Tarefas a realizar »
1 > No texto sobre o voo da Qantas com sementes de mostarda, em que percentagem se reduziram as emissões poluentes produzidas nesse voo?
2 > Escreva o que se segue ao texto sobre o voo da Qantas com sementes de mostarda, continuando a partir da última frase apresentada.

Excerto fornecido »
★ ★ ★ ★ ★

Pode parecer uma cena retirada de um qualquer filme de ficção científica, mas é a mais pura das verdades. Um avião da companhia área Qantas voou entre Los Angeles, nos EUA, até Melbourne, na Austrália, usando sementes de mostarda como matéria-prima.

E se os voos realizados com biocombustíveis já são uma realidade na procura de soluções sustentáveis para a redução das emissões poluentes, a utilização de sementes de mostarda é com toda a certeza motivo de noticia.

O feito histórico foi levado a cabo pela tripulação do pelo Dreamliner 787-9, que percorreu 12574 quilómetros entre L.A e Melbourn, com 10% do combustível usado nesta emocionante e viagem a ser feito a partir da planta brassica carinata. Ora, esta inovação foi responsável por uma redução de 7% de emissões poluentes produzidas neste voo.

★ ★ ★ ★ ★

Listagem »
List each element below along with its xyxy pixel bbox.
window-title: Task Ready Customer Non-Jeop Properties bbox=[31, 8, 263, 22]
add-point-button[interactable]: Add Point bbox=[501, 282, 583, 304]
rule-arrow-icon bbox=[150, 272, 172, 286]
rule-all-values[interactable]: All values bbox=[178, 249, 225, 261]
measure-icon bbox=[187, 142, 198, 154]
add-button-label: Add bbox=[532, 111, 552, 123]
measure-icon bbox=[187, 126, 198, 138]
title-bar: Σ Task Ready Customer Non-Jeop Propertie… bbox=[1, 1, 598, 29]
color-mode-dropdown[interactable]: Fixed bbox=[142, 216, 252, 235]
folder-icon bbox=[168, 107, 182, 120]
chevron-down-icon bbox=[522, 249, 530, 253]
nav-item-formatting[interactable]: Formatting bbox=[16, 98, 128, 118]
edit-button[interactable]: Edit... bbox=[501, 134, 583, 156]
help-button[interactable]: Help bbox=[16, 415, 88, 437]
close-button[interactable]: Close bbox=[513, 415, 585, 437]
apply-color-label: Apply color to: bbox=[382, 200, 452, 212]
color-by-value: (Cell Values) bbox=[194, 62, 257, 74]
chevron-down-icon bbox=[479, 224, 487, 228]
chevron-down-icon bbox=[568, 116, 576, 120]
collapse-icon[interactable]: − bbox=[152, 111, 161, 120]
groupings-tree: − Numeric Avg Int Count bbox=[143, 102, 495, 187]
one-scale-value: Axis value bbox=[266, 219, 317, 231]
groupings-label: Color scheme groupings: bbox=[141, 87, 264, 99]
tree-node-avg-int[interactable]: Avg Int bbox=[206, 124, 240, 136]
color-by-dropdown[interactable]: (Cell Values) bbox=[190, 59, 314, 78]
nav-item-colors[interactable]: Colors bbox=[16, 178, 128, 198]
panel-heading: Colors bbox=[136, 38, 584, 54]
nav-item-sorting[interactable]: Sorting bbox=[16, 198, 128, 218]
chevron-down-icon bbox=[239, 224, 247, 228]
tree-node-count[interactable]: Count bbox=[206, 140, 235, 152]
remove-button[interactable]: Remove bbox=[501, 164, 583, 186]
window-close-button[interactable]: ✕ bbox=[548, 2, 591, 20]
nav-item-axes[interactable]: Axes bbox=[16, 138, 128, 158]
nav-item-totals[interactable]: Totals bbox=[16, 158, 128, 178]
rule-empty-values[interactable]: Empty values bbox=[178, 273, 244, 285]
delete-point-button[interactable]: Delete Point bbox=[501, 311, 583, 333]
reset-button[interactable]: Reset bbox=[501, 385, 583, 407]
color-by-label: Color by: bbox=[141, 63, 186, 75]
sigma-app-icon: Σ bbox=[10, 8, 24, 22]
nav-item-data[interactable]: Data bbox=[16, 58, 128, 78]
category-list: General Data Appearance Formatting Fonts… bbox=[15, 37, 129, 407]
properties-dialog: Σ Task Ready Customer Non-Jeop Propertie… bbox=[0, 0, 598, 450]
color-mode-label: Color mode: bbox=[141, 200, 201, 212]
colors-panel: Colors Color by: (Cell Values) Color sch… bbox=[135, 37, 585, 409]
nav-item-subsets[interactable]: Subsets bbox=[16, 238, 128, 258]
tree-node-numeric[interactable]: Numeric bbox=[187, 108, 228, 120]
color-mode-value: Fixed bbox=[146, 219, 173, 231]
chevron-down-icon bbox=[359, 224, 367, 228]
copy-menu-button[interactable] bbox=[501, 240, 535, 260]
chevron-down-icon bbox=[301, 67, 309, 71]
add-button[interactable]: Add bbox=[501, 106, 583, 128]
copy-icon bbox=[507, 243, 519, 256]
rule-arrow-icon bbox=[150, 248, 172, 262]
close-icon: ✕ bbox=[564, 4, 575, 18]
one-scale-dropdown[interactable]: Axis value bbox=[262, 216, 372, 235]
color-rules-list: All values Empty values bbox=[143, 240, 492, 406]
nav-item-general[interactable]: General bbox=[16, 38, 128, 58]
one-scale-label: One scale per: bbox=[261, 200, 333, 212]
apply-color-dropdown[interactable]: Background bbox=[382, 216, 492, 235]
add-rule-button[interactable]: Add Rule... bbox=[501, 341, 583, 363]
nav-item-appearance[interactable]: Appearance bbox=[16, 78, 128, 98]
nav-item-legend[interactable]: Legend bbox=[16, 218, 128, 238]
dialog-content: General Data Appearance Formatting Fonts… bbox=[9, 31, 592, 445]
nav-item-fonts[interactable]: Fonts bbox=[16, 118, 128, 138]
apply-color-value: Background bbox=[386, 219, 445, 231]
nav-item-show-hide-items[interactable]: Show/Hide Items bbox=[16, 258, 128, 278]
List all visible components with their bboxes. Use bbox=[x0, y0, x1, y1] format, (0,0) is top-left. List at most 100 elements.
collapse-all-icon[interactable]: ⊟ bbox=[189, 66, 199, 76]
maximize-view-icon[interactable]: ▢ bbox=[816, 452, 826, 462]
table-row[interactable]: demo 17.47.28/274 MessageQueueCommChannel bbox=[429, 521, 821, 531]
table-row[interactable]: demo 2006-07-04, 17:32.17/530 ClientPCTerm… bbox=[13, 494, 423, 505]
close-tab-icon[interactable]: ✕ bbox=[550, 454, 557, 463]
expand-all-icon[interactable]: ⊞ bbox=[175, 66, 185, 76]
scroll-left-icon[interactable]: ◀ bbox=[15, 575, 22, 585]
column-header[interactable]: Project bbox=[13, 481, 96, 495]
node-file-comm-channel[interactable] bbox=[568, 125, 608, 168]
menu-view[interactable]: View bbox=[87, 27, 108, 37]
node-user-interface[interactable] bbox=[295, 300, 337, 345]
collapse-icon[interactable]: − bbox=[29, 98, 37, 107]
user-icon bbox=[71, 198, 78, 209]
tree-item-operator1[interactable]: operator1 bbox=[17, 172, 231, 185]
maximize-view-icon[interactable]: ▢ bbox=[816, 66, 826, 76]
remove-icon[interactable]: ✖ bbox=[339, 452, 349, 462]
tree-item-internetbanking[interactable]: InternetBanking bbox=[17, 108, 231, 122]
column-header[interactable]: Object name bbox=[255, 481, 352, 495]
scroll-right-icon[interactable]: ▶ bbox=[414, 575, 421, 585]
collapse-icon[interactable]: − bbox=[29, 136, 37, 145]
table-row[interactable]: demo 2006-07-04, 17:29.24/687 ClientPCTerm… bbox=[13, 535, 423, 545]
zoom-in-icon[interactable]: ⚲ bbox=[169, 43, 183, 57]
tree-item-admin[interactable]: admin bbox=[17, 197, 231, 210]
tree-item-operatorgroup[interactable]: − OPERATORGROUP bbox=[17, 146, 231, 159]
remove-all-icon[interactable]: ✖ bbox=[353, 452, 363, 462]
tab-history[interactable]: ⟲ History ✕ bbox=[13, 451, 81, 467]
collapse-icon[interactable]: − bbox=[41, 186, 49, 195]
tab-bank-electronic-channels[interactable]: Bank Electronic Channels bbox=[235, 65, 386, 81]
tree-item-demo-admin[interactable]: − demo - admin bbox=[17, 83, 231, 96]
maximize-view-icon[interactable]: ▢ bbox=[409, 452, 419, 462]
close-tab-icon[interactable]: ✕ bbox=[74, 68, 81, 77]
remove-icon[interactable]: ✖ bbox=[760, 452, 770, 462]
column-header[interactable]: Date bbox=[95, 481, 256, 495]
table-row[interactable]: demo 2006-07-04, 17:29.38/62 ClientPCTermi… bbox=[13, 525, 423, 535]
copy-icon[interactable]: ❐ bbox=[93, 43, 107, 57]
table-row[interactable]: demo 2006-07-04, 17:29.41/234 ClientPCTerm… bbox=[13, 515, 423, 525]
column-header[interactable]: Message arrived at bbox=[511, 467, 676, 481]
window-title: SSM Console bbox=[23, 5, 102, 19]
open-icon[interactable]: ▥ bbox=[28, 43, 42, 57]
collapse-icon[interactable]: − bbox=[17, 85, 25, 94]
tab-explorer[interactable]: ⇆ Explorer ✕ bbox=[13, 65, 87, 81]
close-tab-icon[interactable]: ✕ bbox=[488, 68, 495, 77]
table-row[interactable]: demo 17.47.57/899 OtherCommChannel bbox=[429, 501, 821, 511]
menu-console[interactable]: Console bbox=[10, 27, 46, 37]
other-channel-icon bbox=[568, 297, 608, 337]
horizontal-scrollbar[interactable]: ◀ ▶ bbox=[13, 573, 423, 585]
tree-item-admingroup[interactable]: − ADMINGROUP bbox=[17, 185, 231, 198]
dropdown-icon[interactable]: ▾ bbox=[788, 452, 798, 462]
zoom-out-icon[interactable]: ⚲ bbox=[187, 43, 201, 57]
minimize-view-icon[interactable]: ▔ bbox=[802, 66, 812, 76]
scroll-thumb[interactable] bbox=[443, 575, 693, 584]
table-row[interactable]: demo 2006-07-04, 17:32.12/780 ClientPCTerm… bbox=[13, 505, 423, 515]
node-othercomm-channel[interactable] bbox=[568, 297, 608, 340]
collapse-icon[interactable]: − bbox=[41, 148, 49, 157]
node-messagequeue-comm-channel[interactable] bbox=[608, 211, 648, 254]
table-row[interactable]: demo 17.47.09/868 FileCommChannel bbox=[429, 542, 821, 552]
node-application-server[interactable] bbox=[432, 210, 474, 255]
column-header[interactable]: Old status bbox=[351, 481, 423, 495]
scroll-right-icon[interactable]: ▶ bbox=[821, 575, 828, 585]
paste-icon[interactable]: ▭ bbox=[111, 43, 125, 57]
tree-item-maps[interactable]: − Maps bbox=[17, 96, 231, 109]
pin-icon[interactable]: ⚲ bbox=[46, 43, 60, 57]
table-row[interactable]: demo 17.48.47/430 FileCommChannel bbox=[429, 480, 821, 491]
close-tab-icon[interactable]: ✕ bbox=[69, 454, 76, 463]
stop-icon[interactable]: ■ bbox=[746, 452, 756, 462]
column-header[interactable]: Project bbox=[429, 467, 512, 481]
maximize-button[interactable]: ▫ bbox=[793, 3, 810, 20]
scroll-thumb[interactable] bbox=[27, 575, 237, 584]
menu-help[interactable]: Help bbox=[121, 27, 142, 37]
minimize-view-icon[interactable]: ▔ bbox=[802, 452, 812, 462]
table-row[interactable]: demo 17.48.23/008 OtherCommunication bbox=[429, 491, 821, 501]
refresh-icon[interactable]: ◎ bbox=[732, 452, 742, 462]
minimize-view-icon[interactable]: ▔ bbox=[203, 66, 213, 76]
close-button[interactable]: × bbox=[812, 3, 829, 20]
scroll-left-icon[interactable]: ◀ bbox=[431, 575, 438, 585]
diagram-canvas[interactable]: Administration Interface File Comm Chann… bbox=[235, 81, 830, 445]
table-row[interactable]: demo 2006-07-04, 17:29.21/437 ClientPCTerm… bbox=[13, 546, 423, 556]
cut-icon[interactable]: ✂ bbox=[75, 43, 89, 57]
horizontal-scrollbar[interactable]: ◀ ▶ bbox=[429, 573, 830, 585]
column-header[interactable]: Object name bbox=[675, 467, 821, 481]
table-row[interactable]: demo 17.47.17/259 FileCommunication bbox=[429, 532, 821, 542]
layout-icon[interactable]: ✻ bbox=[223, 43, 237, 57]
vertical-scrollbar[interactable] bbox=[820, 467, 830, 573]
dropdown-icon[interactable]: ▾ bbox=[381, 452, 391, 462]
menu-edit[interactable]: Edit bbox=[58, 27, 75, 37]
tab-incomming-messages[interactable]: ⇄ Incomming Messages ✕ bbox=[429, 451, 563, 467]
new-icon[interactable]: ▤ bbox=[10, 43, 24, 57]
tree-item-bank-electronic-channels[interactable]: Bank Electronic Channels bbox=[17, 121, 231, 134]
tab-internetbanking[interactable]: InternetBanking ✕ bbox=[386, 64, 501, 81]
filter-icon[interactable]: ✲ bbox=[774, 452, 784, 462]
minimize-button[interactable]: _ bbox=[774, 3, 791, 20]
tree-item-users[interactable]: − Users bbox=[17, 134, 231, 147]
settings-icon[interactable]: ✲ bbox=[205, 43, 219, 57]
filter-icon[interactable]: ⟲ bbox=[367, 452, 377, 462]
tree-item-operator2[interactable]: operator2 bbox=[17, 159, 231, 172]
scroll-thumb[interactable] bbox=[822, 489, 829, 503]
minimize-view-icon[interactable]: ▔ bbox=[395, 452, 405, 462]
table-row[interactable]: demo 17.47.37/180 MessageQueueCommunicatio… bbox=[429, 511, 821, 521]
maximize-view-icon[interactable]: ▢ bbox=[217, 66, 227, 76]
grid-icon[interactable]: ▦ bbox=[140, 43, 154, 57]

★ ★ ★ ★ ★

Conjunto de respostas »
1 > Em 7%.

2 >
Neste momento, a legislação internacional determina que as companhias áreas não podem exceder em 50% a utilização de biocombustíveis nos seus voos, mas os números deixam-nos a pensar. Isto porque este combustível feito a partir de sementes de mostarda pode emitir até menos 80% de emissões poluentes que os combustíveis convencionais.

Empenhada na procura de soluções alternativas e sustentáveis para um sector altamente poluente, a Qantas tem como meta a utilização de biocombustíveis em todos os seus voos com origem em Los Angeles até 2020.